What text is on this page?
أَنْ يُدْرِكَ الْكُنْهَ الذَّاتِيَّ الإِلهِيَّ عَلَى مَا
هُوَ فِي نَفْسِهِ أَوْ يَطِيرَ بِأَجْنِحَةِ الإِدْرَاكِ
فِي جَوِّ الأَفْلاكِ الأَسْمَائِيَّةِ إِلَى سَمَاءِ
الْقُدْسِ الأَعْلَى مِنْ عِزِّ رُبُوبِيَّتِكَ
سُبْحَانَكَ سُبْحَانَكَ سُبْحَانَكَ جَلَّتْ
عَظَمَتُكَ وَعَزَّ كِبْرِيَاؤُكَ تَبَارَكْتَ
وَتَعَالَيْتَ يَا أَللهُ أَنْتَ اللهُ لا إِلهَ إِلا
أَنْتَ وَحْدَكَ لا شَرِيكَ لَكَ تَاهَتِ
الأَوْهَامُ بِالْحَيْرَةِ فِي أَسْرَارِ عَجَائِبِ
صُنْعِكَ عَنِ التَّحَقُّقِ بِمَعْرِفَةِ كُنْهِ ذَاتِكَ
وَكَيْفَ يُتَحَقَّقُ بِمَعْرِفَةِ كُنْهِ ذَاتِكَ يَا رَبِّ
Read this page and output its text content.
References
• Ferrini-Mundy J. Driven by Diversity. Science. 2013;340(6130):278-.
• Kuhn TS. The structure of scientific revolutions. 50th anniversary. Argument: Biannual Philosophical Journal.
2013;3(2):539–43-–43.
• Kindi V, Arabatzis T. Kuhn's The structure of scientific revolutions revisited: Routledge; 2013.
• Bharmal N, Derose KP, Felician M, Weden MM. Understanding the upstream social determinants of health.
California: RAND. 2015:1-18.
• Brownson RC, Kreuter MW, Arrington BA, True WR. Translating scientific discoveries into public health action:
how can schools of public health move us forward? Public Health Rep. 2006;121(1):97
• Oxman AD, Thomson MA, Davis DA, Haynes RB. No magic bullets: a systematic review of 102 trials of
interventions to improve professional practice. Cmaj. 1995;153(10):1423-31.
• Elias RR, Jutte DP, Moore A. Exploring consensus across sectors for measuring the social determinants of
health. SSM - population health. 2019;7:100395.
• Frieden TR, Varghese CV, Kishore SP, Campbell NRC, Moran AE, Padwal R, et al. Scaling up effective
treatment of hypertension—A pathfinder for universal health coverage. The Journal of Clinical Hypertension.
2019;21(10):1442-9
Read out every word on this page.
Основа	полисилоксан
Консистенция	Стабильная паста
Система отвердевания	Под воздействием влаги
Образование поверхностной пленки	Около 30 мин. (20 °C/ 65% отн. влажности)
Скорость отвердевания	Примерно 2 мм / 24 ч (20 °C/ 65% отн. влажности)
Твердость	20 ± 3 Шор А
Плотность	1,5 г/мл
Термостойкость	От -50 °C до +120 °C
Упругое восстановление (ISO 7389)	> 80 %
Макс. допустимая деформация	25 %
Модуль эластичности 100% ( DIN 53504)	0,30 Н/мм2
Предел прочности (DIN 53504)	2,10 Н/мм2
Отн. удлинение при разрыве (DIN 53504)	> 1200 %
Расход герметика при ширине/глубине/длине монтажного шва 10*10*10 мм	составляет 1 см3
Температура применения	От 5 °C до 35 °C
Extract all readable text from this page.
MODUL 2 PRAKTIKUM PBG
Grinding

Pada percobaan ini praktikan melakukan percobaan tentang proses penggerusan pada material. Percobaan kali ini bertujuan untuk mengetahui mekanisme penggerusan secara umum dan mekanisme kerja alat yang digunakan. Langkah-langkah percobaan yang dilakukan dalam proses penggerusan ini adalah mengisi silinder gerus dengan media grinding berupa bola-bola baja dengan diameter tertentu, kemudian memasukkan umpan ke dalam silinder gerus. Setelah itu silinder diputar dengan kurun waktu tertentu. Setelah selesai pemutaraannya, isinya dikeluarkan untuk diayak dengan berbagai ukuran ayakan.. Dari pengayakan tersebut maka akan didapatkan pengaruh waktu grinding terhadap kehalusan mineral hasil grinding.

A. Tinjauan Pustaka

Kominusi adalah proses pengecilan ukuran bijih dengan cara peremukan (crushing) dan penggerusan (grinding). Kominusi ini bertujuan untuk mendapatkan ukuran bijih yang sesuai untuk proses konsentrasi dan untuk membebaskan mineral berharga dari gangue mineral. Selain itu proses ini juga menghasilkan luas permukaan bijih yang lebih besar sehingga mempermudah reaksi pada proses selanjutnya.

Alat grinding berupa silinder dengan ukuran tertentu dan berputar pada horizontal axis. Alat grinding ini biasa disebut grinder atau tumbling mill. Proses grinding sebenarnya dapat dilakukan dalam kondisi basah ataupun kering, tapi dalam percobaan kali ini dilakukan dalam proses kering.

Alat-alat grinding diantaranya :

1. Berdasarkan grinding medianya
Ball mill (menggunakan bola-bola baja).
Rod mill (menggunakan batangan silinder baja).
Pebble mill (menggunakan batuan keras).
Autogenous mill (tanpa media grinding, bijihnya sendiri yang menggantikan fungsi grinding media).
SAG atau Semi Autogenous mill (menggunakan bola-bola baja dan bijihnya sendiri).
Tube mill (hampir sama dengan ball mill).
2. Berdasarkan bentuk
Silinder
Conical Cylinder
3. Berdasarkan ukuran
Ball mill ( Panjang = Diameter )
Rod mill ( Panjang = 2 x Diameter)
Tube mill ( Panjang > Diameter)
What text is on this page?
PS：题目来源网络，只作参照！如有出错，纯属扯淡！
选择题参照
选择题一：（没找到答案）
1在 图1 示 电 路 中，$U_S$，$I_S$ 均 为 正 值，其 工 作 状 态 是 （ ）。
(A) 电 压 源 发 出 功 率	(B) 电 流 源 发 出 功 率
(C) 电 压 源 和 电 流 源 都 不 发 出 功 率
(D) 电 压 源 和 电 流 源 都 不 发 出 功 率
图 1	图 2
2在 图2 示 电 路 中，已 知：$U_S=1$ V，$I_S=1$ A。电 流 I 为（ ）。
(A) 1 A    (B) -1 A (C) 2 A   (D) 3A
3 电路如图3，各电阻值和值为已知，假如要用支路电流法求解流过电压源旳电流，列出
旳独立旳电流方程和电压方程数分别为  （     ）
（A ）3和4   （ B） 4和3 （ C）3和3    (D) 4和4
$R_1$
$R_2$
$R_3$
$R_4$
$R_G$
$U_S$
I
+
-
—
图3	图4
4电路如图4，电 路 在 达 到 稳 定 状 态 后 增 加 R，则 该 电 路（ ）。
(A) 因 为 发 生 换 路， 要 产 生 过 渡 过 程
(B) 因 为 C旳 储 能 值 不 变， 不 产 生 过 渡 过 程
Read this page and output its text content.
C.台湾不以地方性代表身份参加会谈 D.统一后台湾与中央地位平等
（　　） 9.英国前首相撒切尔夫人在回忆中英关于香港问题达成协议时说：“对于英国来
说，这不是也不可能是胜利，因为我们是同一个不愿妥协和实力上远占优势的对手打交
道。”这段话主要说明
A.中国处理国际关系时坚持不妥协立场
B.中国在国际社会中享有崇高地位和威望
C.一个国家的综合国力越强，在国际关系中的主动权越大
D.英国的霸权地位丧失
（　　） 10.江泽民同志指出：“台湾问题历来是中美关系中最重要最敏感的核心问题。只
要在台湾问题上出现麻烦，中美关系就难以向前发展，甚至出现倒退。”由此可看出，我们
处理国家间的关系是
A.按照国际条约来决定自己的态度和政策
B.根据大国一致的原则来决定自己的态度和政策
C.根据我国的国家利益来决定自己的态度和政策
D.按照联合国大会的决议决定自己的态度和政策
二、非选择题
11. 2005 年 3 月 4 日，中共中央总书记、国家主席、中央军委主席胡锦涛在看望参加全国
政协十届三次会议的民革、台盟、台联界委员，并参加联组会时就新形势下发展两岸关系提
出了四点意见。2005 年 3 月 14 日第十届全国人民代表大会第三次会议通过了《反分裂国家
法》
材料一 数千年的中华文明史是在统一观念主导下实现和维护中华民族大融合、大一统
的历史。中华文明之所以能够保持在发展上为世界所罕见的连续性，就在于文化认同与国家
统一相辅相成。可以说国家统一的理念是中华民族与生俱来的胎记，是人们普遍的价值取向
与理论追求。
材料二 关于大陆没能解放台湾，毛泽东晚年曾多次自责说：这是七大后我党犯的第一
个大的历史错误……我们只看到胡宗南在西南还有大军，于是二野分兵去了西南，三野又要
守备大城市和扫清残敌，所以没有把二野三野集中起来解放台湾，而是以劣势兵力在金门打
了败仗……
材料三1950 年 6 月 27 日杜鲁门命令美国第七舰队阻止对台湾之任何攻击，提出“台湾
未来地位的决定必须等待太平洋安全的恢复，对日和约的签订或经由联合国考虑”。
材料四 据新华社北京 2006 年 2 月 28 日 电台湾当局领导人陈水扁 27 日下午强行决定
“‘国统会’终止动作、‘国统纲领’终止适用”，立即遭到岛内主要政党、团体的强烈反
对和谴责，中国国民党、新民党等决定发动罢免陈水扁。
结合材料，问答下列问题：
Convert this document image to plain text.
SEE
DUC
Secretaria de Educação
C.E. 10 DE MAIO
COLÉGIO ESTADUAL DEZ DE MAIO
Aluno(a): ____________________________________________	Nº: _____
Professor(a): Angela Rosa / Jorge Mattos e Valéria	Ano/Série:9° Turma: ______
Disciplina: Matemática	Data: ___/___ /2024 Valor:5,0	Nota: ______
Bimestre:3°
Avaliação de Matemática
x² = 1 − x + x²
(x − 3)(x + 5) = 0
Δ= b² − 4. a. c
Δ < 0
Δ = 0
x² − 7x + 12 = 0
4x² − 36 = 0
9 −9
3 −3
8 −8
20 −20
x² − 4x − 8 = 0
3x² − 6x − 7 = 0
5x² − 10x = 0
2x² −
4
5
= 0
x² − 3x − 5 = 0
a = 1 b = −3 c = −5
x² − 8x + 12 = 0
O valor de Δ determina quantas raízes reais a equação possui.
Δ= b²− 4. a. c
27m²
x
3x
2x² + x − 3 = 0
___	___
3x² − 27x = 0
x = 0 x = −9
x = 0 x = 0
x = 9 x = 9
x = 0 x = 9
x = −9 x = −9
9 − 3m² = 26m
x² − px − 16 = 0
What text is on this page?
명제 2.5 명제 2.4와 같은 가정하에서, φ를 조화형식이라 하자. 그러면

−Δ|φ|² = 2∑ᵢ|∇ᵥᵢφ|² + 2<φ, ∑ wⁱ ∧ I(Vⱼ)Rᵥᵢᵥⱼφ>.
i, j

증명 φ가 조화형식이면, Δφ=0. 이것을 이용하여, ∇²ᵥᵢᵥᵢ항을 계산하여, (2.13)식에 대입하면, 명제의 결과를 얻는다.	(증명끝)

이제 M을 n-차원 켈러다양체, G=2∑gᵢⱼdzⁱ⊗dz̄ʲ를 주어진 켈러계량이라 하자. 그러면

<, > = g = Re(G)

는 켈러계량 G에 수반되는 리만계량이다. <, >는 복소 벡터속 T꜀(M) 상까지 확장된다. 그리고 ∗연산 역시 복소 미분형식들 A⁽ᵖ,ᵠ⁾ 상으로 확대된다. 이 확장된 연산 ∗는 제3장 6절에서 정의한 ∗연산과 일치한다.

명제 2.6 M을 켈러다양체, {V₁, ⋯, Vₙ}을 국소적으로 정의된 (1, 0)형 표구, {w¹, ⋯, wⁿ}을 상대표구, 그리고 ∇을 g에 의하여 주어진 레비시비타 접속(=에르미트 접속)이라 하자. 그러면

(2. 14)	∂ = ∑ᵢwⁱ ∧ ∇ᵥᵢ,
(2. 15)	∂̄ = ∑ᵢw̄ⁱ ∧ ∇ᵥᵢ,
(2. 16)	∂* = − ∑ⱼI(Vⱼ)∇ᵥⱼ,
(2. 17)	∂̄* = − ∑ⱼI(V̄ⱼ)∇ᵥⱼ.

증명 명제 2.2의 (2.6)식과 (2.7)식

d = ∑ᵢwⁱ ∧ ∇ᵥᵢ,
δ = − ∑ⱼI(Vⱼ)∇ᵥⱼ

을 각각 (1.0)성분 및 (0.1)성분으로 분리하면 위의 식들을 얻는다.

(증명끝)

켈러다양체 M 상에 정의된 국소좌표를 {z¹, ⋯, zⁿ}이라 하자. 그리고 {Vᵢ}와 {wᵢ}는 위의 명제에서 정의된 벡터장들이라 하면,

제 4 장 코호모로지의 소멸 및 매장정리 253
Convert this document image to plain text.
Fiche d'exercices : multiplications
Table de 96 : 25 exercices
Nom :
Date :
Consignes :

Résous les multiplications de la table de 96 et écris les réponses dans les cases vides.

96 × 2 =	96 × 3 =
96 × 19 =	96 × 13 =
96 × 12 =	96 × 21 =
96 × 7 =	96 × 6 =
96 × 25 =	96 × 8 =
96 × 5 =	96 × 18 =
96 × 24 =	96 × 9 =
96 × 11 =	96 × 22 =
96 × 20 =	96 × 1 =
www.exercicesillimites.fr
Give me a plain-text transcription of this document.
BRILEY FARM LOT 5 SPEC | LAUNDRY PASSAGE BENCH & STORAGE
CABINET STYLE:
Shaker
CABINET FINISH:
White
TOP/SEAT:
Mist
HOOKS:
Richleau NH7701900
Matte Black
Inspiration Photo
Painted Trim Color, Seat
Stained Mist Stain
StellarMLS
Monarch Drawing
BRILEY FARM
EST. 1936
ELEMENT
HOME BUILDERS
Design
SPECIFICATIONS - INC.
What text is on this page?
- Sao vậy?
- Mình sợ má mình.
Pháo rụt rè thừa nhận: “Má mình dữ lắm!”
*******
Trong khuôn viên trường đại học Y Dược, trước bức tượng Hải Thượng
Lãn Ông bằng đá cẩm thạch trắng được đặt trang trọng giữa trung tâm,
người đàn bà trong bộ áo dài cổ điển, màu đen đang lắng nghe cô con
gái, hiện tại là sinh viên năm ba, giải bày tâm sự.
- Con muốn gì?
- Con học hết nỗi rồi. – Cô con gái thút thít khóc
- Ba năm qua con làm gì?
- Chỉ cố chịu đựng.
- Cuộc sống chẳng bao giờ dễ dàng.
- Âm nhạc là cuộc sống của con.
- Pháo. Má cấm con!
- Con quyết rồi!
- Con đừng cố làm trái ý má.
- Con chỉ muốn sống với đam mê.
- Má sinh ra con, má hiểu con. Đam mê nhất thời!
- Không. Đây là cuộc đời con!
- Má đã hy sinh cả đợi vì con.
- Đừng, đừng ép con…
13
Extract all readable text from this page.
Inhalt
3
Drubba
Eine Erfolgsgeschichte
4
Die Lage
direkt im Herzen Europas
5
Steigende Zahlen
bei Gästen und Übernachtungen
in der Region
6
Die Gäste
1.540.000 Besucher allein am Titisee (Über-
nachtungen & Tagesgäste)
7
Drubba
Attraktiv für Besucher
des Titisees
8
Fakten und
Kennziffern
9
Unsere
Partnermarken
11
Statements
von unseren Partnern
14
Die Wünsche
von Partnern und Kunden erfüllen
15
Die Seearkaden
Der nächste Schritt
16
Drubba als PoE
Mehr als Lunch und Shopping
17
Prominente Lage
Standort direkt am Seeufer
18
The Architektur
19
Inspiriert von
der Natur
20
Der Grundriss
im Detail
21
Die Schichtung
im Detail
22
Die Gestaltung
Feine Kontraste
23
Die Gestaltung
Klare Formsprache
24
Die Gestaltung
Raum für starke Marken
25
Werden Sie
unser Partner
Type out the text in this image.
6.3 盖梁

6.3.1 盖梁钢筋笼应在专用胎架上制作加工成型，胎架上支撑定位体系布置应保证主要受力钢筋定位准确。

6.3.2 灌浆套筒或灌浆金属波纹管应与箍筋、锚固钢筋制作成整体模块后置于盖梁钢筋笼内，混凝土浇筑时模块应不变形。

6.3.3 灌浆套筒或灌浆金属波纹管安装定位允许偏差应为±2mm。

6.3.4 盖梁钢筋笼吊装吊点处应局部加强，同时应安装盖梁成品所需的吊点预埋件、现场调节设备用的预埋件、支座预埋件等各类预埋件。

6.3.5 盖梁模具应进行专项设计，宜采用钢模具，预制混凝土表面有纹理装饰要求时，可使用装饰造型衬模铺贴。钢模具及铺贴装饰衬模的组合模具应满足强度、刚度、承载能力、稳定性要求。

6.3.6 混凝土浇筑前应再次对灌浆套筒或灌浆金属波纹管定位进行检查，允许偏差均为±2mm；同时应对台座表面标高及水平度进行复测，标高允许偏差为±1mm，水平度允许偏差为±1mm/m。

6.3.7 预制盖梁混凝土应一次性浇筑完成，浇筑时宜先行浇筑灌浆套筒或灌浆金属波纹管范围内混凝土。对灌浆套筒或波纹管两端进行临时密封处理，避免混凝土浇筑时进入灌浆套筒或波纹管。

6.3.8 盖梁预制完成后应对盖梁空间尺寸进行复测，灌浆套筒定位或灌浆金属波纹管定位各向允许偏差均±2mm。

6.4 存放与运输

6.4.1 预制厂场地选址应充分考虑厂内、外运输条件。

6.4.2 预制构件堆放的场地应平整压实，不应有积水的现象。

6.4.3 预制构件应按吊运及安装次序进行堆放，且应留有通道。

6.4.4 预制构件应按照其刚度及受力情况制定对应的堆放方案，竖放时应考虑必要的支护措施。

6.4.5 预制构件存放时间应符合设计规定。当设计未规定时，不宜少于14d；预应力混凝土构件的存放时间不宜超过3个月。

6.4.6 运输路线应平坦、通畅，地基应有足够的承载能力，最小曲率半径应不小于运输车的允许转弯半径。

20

**Exercise description:** Copy every line that includes the string "atau" from the material above.

**Solution to the problem:**
Alat grinding berupa silinder dengan ukuran tertentu dan berputar pada horizontal axis. Alat grinding ini biasa disebut grinder atau tumbling mill. Proses grinding sebenarnya dapat dilakukan dalam kondisi basah ataupun kering, tapi dalam percobaan kali ini dilakukan dalam proses kering.
SAG atau Semi Autogenous mill (menggunakan bola-bola baja dan bijihnya sendiri).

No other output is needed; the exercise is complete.